## PAGE EXTRACT:

In March 2023, WildBrain filed a complaint against Bell Canada with the CRTC, alleging that it was giving undue preference to competing Corus Entertainment networks and Bell Media's Crave service on its television services, in a manner that was detrimental to WildBrain's networks. WildBrain filed a similar complaint against Bell's main rival Rogers Communications, alleging similar undue preference towards Corus and the foreign streaming service Disney+ (whose Canadian advertising sales are handled by Rogers).

On November 27, 2023, New Metric Media purchased back the distribution rights to their productions from WildBrain, including Letterkenny.

==== Exit from broadcasting, sale of Peanuts ====
On December 18, 2024, WildBrain announced that it would sell a two-thirds majority stake of its television operations to IoM Media Ventures, pending CRTC approval; this would be the maximum that WildBrain could hold if it were to receive foreign investments.

In March and August 2025 respectively, the CRTC ruled that both Bell and Rogers had not given Corus channels undue preference. Bell subsequently informed WildBrain that it will not renew its carriage agreements for its networks; in April 2025, WildBrain stated that it would be renegotiating "certain aspects" of the IoM sale to account for this development.

On August 25, 2025, after Rogers also declined to renew its carriage agreements with WildBrain, the company announced that it would close all of its Canadian linear specialty channels in the coming months. CEO Josh Scherba stated that its loss of carriage from Bell and Rogers had impacted the value and commercial viability of the channels, and that the decision would have a "minimal" impact on its broader operations (including its more profitable production and licensing businesses). A company spokesperson also stated that WildBrain would no longer be subject to foreign ownership limits imposed by Canada's Broadcasting Act, meaning that it would be able to adopt a "simplified" share structure that does not restrict the voting power of non-Canadian shareholders.

## SUPPLIED RECORDS:
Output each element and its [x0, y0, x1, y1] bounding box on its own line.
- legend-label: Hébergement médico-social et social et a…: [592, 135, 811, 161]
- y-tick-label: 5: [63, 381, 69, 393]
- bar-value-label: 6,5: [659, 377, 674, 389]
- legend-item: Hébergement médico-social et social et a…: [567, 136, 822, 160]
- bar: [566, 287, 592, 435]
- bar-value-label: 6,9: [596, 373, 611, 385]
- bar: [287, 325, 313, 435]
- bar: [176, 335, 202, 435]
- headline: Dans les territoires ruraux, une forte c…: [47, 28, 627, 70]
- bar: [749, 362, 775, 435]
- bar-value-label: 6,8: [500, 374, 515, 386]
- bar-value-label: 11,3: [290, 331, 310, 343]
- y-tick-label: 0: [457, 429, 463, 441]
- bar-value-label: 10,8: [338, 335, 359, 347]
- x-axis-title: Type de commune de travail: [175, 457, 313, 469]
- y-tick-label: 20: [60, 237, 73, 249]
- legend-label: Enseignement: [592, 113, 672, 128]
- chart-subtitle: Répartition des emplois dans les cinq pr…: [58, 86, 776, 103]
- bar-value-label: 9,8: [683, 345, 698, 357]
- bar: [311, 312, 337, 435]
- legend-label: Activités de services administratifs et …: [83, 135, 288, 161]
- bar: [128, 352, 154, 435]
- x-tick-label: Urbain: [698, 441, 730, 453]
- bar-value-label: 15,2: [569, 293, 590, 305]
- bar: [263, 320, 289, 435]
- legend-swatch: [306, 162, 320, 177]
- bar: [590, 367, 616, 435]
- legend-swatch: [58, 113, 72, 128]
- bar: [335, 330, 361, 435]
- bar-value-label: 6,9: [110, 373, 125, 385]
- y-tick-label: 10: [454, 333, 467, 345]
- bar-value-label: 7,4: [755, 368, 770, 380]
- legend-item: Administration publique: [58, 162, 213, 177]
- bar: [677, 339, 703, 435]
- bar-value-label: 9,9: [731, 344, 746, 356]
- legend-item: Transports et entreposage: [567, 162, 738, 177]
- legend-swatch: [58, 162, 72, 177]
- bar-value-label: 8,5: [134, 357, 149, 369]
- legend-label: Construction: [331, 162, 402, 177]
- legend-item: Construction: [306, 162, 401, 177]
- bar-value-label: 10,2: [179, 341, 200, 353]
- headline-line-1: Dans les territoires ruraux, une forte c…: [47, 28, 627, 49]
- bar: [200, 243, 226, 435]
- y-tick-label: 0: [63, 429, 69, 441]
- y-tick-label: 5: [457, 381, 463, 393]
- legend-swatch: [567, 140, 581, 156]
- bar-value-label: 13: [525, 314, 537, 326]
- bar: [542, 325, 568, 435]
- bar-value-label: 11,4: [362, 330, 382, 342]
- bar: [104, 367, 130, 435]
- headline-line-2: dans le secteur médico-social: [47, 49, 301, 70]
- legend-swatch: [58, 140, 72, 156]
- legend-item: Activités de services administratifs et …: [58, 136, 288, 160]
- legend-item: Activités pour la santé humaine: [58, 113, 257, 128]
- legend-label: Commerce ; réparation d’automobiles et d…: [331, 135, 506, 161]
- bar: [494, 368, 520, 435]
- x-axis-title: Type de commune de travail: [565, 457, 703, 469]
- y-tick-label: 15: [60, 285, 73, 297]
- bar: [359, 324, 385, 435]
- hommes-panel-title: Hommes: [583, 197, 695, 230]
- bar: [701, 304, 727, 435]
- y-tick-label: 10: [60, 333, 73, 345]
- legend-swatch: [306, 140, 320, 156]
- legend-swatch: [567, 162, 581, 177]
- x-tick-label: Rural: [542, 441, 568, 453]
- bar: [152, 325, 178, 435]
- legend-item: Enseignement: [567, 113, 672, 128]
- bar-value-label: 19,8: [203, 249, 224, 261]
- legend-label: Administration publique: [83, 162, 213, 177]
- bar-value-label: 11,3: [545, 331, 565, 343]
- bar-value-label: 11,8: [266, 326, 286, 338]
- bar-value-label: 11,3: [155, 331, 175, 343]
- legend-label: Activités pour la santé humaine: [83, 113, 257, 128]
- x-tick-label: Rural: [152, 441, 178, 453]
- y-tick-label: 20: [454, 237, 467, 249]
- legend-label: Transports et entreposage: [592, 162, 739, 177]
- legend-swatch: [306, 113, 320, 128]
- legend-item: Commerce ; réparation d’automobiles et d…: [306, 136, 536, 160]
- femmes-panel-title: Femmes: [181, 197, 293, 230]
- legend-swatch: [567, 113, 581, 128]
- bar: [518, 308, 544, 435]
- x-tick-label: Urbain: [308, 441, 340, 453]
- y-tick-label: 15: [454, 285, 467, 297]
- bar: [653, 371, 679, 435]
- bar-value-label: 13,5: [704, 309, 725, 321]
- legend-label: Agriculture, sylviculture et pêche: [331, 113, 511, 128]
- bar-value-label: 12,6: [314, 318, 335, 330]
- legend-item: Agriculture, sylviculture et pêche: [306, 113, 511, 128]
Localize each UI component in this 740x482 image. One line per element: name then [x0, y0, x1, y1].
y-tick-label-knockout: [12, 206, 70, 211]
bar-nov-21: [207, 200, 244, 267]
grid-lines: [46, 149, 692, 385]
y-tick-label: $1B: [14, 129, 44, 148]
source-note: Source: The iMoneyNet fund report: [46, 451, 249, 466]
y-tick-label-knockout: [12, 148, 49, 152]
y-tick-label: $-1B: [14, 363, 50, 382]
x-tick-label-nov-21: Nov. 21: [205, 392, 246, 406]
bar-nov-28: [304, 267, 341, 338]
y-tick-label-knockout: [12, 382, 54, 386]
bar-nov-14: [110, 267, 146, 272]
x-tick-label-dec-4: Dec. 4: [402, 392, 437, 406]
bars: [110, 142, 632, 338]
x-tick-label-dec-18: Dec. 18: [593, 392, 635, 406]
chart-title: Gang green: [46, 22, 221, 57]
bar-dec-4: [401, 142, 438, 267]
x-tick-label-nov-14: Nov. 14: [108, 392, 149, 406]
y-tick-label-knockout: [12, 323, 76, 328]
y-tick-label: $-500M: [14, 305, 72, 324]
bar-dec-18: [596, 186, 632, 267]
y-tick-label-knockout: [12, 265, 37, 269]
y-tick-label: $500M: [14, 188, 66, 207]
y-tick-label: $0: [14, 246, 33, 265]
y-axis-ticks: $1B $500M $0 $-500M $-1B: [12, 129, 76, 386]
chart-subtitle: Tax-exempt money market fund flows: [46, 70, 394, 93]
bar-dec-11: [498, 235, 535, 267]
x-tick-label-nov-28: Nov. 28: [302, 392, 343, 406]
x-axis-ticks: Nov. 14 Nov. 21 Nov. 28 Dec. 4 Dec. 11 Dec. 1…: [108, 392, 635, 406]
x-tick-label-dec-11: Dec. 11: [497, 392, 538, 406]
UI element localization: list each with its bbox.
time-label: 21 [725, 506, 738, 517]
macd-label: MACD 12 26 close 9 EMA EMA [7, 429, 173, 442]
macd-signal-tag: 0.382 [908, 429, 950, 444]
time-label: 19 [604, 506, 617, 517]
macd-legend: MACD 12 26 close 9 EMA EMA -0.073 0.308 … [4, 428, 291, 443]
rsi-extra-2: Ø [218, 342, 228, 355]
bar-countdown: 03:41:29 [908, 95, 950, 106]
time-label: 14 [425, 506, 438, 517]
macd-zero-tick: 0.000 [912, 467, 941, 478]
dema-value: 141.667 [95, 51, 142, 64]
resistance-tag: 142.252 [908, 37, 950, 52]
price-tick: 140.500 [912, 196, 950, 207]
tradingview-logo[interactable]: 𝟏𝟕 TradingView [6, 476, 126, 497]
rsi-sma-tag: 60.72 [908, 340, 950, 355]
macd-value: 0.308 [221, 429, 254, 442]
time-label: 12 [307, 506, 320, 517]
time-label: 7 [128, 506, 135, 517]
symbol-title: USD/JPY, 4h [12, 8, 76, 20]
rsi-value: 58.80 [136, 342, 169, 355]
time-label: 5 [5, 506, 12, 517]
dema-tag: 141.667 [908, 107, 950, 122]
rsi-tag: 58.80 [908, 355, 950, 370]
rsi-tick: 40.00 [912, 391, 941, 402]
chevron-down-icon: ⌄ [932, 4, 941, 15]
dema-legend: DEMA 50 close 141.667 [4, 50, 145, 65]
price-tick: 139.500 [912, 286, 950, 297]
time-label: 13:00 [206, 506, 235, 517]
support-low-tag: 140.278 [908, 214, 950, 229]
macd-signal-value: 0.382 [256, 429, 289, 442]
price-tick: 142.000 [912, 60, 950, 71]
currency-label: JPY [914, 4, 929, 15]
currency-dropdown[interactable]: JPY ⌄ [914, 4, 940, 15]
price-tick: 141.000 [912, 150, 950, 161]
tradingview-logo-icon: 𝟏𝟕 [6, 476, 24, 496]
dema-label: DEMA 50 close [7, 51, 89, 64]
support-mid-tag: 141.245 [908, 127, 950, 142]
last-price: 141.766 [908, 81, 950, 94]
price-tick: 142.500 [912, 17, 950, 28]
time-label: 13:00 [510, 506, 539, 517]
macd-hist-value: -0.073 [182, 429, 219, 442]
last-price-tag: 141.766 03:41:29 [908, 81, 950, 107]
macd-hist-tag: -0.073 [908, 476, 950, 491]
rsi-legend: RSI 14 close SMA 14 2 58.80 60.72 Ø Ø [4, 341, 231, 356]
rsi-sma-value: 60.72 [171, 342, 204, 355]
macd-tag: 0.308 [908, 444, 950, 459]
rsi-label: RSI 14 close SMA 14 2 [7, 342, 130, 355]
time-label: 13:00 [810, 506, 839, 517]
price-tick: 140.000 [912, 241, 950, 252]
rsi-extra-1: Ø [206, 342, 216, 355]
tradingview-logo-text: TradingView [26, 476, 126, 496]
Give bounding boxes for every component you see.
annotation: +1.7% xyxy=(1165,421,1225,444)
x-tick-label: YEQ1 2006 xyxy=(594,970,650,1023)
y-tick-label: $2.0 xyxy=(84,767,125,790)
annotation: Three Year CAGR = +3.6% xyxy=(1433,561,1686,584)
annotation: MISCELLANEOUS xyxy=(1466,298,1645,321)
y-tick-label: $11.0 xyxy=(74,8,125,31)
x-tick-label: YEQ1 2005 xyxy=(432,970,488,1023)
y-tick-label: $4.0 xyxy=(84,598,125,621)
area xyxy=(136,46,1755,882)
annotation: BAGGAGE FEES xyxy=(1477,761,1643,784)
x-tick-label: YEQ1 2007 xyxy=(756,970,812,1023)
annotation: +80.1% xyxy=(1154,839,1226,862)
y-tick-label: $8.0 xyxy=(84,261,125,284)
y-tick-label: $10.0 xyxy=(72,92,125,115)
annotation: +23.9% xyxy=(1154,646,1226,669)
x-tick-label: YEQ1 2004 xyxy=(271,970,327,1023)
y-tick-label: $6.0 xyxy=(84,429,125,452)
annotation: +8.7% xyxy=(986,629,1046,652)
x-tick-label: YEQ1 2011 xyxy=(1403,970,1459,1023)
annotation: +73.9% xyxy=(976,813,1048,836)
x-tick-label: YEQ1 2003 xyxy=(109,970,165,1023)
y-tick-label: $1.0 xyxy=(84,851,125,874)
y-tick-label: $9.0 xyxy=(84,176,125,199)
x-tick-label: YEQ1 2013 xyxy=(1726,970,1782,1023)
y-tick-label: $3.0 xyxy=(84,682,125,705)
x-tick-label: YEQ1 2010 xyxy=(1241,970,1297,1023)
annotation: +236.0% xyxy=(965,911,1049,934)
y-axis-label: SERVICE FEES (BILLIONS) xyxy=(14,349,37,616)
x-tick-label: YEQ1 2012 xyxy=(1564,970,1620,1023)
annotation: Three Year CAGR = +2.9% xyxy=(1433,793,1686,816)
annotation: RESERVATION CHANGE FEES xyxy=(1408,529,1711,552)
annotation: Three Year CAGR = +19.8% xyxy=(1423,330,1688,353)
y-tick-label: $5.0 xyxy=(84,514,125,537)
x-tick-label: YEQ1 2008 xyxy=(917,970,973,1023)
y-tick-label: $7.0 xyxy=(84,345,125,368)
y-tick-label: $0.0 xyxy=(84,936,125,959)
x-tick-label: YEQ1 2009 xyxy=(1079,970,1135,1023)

## DIRECTIONS FOR THIS TASK:
In the WildBrain extract, on what date did the company announce that it would close all of its Canadian linear specialty channels?

## RESULT OF THE EXERCISE:
August 25, 2025